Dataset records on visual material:

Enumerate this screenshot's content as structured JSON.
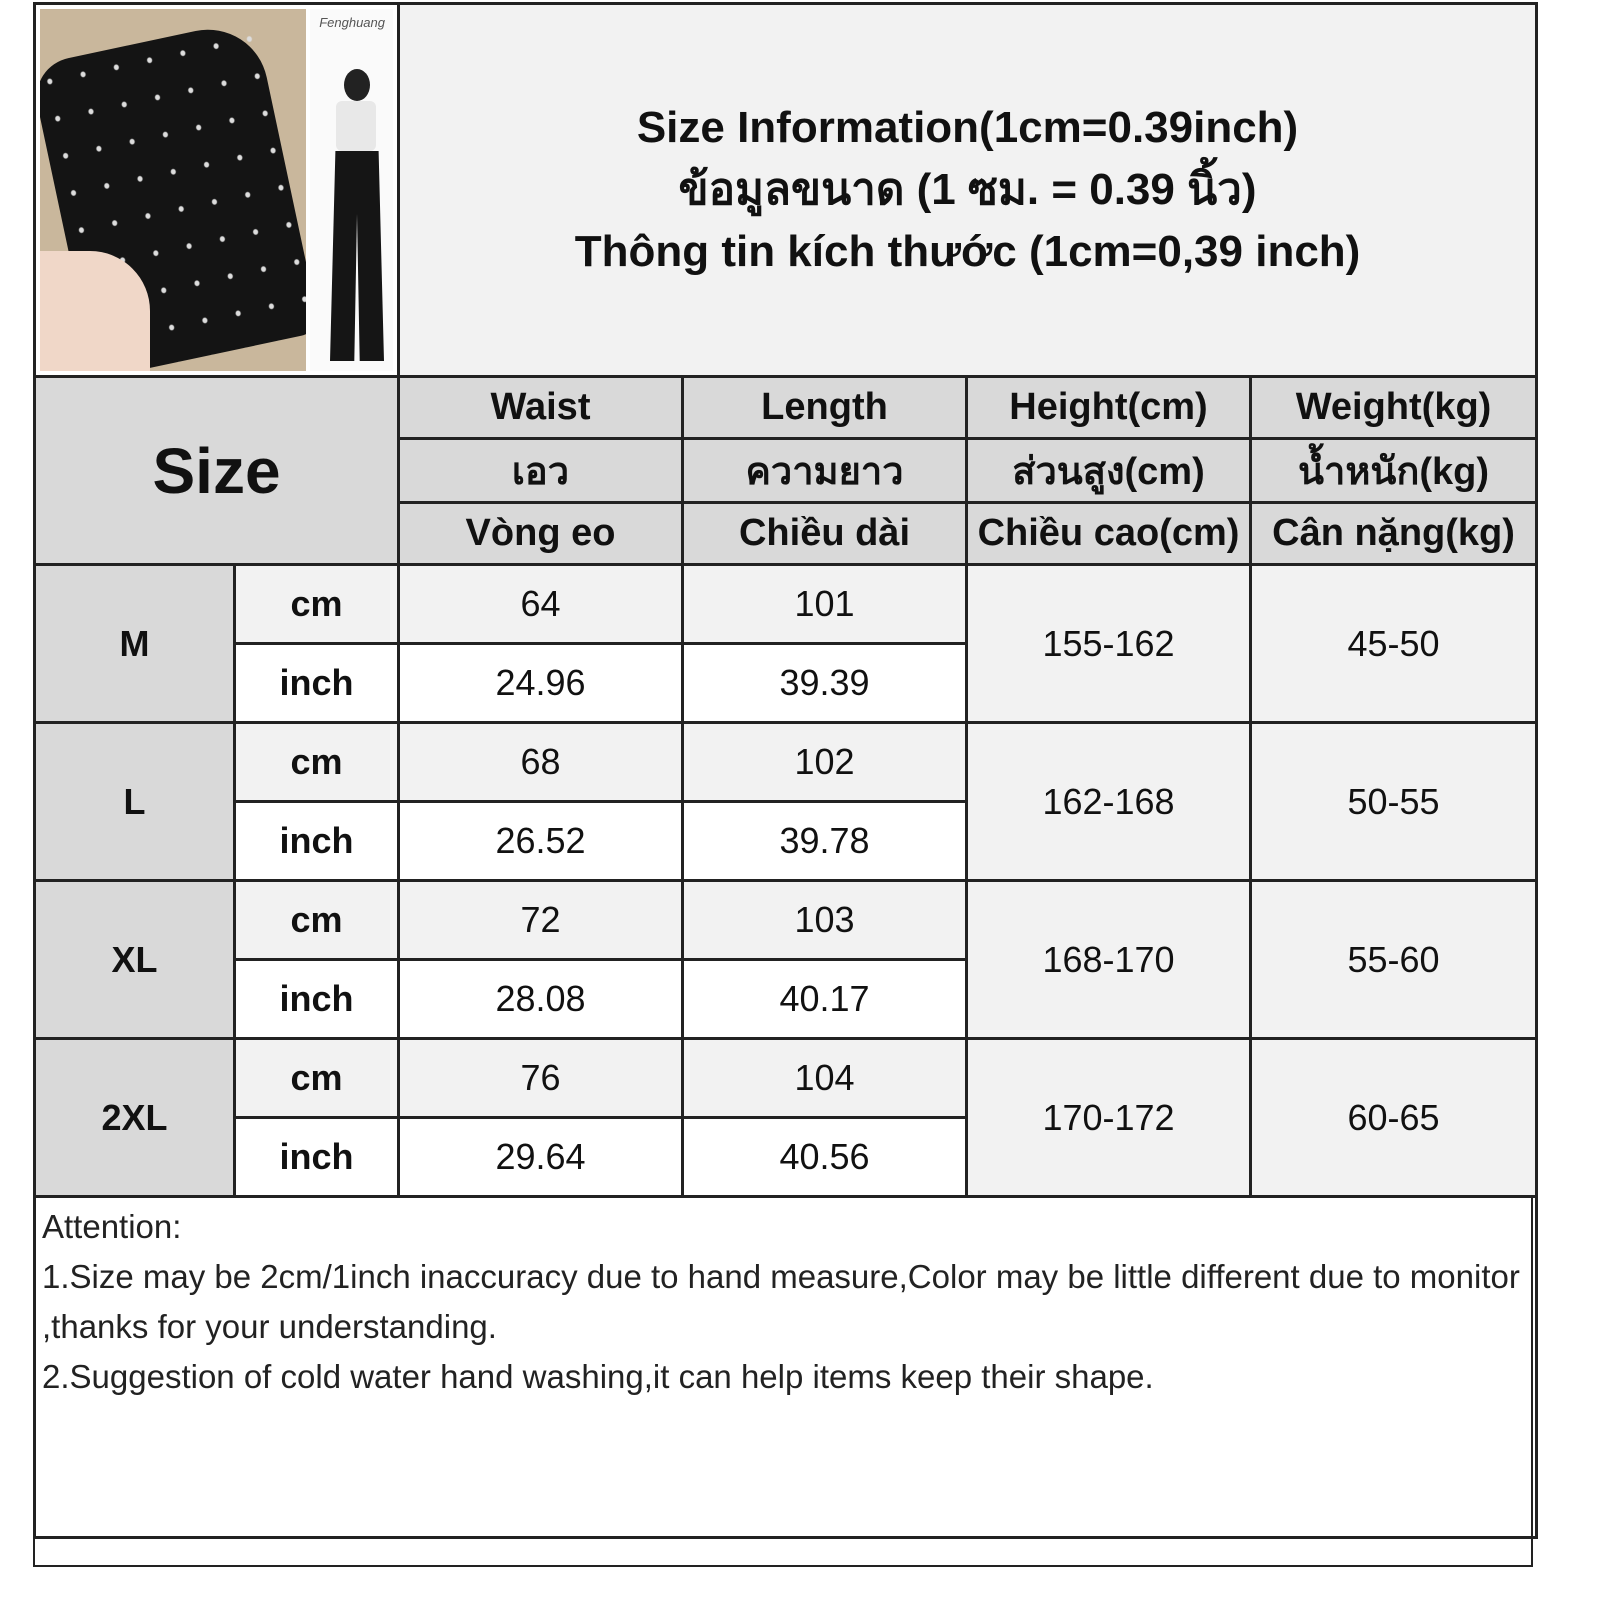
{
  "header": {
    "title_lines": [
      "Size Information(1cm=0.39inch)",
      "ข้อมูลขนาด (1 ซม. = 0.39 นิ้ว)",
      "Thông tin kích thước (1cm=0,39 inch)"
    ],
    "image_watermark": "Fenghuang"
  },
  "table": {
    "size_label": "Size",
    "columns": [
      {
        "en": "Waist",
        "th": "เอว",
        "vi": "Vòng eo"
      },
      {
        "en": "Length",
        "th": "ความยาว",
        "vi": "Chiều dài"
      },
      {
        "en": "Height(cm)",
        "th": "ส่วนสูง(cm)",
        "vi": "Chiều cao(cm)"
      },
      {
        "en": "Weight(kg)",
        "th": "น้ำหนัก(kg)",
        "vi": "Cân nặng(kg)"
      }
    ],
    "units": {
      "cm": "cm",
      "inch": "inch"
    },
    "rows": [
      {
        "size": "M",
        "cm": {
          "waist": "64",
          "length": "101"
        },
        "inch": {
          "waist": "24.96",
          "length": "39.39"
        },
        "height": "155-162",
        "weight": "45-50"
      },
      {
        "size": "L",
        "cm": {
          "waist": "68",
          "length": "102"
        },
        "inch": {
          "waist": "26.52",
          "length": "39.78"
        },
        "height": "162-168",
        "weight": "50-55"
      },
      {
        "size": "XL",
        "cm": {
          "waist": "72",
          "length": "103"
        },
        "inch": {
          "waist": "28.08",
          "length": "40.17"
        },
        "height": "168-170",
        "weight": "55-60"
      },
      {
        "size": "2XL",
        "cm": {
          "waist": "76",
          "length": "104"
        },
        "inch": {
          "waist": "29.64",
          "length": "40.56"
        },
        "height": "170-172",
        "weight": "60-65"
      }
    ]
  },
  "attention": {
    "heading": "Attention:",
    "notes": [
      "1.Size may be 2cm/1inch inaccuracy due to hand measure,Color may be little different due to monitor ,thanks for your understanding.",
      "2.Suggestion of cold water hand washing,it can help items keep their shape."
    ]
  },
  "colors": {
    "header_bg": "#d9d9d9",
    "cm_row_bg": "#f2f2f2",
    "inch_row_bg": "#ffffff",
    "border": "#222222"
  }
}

> [WHAT TO PRODUCE]:
Look above for lines with the word "hand" and copy them all.

> [EXERCISE ANSWER]:
      "1.Size may be 2cm/1inch inaccuracy due to hand measure,Color may be little different due to monitor ,thanks for your understanding.",
      "2.Suggestion of cold water hand washing,it can help items keep their shape."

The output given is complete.